-- START --

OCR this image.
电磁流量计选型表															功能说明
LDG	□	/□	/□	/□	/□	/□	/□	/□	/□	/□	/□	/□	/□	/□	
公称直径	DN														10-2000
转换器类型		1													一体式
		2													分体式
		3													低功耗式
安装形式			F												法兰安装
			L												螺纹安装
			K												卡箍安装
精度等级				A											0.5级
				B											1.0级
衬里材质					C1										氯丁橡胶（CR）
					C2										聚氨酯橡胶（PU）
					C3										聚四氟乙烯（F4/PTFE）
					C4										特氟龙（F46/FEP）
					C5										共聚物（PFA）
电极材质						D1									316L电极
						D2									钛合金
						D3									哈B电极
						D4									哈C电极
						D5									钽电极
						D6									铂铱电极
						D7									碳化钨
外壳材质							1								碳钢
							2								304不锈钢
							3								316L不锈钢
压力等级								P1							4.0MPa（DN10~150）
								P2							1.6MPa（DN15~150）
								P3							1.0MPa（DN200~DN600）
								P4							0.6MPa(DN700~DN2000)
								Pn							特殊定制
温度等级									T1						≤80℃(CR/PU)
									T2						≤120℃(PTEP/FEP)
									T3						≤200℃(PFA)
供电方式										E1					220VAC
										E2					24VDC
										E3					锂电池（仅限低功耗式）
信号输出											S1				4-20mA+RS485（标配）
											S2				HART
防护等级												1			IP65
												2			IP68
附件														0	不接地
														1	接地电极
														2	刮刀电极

-- END --

| Task brief |
Reproduce all data above, unchanged.

| Correct result |
OCR this image.
电磁流量计选型表															功能说明
LDG	□	/□	/□	/□	/□	/□	/□	/□	/□	/□	/□	/□	/□	/□	
公称直径	DN														10-2000
转换器类型		1													一体式
		2													分体式
		3													低功耗式
安装形式			F												法兰安装
			L												螺纹安装
			K												卡箍安装
精度等级				A											0.5级
				B											1.0级
衬里材质					C1										氯丁橡胶（CR）
					C2										聚氨酯橡胶（PU）
					C3										聚四氟乙烯（F4/PTFE）
					C4										特氟龙（F46/FEP）
					C5										共聚物（PFA）
电极材质						D1									316L电极
						D2									钛合金
						D3									哈B电极
						D4									哈C电极
						D5									钽电极
						D6									铂铱电极
						D7									碳化钨
外壳材质							1								碳钢
							2								304不锈钢
							3								316L不锈钢
压力等级								P1							4.0MPa（DN10~150）
								P2							1.6MPa（DN15~150）
								P3							1.0MPa（DN200~DN600）
								P4							0.6MPa(DN700~DN2000)
								Pn							特殊定制
温度等级									T1						≤80℃(CR/PU)
									T2						≤120℃(PTEP/FEP)
									T3						≤200℃(PFA)
供电方式										E1					220VAC
										E2					24VDC
										E3					锂电池（仅限低功耗式）
信号输出											S1				4-20mA+RS485（标配）
											S2				HART
防护等级												1			IP65
												2			IP68
附件														0	不接地
														1	接地电极
														2	刮刀电极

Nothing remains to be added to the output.